• _QUOTED PASSAGE_
Perceived Load Time is how long it takes for a usable version of the page to load without necessarily loading all files

  • Google PageSpeed Insights and WebPageTest are good speed testers

Performance Budget: a set of size metrics to abide by for files to stop performance from slowing too much. These can include max files sizes, HTTP requests

  • Should be a priority from the project's start

  • Good inspiration for one is looking at metrics of competing sites

Use a tool to automate as many of the above steps as possible, such as Grunt or Gulp.

Delivery

Serving HTML: Try to only load critical content first, and load "nice to have" content after with JavaScript if the user wants it.

  • Can be done with Conditional Loading or a pattern called Ajax-Include for lazy-loading (but this uses more HTTP requests).

    • Ajax Include can also work depending on certain media queries.

  • If we need to move elements to different positions based on screen size AppendAround.js can do this.

Serving CSS: CSS should be served via the Head element to avoid the Flash of Unstyled Content (FOUC). There's several approaches:

  • Serving all styles and media queries in a single file. It only has one HTTP request, but the large size can drag down load times.

  • Create stylesheets based on media breakpoints and use media queries in the Head tag. Can lower load times based on screens, but many browsers may make the HTTP requests for each stylesheet in every size anyway.

  • Put all CSS inline. Makes for a faster load time since there's no HTTP requests, but there can't be a cache. Best only for single-page sites.

  • Hybrid approach: Inline only the critical CSS, or CSS for elements that appear above the fold so the page appears to load very fast. Can be done through top-down stylesheet organization, through automated tools, and/or a javascript function called LoadCSS.

Serving Images: Images always load asynchronously so they don't block page rendering, but often have the most weight on a page.

  • CSS background images have HTTP requests. But you can use media queries to responsibly load smaller images for smaller screens. Inline data URIs can also get images without requests.

  • Compressive Images are ones saved at twice their size at bad quality, and then scaled down. This way images fit a variety of sizes at good quality. Avoid multiple use cases of this on one page.

  • Use the element with source and srcset elements to responsibly serve source images based on screen sizes and screen resolution. Not natively supported on many browsers, so use the polyfill Picturefill.

    • The sizes attribute can scale the image based on the viewport's width at certain screen sizes.

Icon Fonts: Great since they provide lots of different media that's easily referenced with only one HTTP request.

  • Keep the character separate from text, likely use it through CSS psuedo-elements, so it degrades gracefully.

  • Also watch for if they fail on certain mobile browsers. A Font Garde is a simple tool to hide them on unsupportive platforms.

Fonts: The FOUT for web fonts can be avoided by converting font CSS into a single data URI CSS file, and using LoadCSS to quickly load it.

Javascript: Javascript is another heavy asset, and it blocks page rendering while it's being downloaded.

  • Get in the habit of slimming down your JS. Consider it a last resort for solving problems, question the use of 3rd-party libraries, or use a simple Javascript framework for lighter functionality (like Shoestring). If you must use jQuery, try a custom jQuery build.

  • Inline critical parts of your Javascript in the Head to reduce load time. Don't put too much there as it can't be cached.

  • Putting JavaScript at the page bottom means the content loads beforehand, but can raise issues of users interacting with your content without any JS.

  • With Javascript files in the head tag, Most recent browsers let you use the attributes defer(load after other assets) or async(load while other assets are loading).

    • Async isn't supported on all mobile browsers, but defer can be a fallback.

    • Async can't control the order JS files are loaded in.

  • Javascript can also be referenced dynamically in the head tag for focused references and little delays. The other created LoadJS as a reusable function to do this.

The author created Enhance.js to put all the above notes for delivery together for progressive enhancement in loading assets.

• _LISTED RECORDS_

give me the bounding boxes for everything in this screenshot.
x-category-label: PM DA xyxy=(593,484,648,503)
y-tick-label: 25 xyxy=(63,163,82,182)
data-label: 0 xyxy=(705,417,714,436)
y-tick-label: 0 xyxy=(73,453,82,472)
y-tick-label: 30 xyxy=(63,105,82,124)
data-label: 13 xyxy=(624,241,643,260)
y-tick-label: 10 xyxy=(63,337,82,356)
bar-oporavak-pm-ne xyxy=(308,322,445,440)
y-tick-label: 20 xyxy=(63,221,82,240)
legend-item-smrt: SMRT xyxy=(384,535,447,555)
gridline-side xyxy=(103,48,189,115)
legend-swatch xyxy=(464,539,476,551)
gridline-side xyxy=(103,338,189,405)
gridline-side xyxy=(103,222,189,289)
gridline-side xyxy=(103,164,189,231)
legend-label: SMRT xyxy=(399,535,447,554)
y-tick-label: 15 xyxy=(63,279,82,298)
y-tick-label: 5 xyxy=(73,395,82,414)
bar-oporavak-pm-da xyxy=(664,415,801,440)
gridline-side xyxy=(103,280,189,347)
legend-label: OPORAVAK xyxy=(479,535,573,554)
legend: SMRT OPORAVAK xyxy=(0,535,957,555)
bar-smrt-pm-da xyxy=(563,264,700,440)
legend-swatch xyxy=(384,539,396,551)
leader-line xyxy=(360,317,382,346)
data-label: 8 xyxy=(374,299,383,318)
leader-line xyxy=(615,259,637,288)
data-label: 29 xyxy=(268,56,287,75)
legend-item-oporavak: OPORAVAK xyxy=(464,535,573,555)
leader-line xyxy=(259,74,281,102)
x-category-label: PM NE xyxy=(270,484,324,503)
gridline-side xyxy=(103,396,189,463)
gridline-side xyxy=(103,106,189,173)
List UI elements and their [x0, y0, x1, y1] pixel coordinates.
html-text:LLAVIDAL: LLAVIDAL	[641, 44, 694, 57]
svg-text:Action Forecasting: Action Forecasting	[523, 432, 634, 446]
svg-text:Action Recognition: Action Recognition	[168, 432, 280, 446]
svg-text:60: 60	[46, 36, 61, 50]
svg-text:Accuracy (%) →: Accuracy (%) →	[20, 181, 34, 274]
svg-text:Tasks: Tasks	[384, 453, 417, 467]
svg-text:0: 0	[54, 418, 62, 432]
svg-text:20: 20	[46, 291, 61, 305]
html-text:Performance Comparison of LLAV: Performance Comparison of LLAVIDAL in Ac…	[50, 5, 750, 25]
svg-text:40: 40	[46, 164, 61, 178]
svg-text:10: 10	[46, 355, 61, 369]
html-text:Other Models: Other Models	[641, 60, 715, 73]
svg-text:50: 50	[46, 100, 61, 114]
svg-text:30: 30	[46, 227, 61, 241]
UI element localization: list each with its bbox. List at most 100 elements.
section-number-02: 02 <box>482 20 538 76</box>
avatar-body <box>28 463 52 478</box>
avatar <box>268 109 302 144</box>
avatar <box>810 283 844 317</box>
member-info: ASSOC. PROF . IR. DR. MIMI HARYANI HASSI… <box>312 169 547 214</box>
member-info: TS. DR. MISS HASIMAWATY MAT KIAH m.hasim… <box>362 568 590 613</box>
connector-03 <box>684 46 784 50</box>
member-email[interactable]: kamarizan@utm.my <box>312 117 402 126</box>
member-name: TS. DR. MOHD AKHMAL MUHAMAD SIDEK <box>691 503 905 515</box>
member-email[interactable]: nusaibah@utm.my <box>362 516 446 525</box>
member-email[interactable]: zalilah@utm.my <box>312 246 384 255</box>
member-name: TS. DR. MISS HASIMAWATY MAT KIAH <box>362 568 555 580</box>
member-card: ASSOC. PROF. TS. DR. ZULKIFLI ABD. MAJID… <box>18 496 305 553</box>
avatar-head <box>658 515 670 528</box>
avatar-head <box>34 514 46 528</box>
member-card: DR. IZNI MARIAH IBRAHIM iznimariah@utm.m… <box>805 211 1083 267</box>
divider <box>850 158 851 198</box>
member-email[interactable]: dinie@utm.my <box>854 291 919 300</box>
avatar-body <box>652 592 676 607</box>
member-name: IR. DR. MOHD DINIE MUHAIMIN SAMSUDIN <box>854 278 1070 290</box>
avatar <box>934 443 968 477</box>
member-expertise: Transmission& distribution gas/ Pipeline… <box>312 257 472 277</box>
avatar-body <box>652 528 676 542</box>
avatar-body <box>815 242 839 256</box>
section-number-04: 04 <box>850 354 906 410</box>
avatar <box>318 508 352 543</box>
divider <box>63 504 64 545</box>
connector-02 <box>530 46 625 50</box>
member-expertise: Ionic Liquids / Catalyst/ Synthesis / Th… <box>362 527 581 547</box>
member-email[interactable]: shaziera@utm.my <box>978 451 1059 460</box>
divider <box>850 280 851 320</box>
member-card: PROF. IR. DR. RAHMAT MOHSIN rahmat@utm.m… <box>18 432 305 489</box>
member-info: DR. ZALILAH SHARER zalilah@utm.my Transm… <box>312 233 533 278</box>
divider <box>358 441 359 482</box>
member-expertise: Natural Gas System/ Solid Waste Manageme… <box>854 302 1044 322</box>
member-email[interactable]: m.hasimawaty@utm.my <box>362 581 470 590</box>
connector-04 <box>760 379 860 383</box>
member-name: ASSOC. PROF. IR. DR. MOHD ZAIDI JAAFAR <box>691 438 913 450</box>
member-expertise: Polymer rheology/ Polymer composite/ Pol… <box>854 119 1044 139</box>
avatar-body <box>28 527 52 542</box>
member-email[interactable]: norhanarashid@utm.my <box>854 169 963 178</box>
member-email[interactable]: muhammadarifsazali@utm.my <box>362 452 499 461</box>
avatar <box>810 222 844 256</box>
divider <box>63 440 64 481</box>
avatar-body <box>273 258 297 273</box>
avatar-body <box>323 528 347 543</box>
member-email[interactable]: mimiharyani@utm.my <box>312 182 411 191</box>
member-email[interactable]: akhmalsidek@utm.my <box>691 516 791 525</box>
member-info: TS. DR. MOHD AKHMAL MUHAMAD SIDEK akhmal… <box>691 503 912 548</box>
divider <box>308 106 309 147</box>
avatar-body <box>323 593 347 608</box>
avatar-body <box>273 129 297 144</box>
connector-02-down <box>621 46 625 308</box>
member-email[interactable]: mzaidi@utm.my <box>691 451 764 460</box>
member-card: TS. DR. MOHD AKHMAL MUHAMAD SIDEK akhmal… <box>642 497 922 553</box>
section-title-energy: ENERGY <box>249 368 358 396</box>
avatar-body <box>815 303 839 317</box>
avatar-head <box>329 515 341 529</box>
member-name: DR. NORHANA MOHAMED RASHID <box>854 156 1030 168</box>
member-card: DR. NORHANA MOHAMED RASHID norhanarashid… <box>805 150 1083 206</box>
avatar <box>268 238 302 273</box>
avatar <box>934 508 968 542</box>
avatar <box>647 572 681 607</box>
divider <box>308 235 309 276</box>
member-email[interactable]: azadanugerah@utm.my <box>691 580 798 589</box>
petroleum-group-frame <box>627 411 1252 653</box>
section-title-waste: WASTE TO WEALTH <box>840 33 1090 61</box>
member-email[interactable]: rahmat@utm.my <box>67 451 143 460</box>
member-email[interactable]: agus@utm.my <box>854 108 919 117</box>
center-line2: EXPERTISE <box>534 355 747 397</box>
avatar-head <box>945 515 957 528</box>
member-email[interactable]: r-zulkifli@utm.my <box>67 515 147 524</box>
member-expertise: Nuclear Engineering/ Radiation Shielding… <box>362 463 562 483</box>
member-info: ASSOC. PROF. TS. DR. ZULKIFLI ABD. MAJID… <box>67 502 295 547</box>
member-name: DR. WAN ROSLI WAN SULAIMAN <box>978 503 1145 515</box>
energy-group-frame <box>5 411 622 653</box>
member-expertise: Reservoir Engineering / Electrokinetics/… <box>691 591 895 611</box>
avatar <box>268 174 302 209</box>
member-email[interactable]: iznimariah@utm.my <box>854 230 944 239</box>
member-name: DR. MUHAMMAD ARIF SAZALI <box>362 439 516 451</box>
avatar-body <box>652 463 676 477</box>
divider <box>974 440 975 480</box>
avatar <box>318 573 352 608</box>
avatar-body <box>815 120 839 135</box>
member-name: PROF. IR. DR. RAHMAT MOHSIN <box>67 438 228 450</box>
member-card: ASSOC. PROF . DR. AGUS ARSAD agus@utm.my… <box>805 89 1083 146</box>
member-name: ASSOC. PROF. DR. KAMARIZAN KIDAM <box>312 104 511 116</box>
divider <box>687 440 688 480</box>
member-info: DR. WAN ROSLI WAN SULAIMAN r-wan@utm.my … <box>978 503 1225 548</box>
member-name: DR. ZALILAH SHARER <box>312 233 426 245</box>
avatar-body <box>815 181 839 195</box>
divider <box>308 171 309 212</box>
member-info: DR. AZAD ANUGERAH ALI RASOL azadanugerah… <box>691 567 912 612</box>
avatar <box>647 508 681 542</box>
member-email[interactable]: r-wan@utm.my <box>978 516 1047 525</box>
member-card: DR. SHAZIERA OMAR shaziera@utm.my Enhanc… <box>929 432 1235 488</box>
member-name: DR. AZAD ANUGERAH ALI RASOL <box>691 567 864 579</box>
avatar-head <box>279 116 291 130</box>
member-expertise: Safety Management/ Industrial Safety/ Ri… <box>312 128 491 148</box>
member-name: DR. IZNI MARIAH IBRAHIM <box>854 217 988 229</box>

• _PROBLEMS TO SOLVE_
• A. Transcribe the passage of the performance notes that begins with the words "Serving CSS: CSS" and ends with "every size anyway.".
• B. Which two speed testers do the performance notes recommend?

• _OUTPUTS FOR THE TASKS_
• A.
Serving CSS: CSS should be served via the Head element to avoid the Flash of Unstyled Content (FOUC). There's several approaches:

  • Serving all styles and media queries in a single file. It only has one HTTP request, but the large size can drag down load times.

  • Create stylesheets based on media breakpoints and use media queries in the Head tag. Can lower load times based on screens, but many browsers may make the HTTP requests for each stylesheet in every size anyway.

• B. Google PageSpeed Insights and WebPageTest.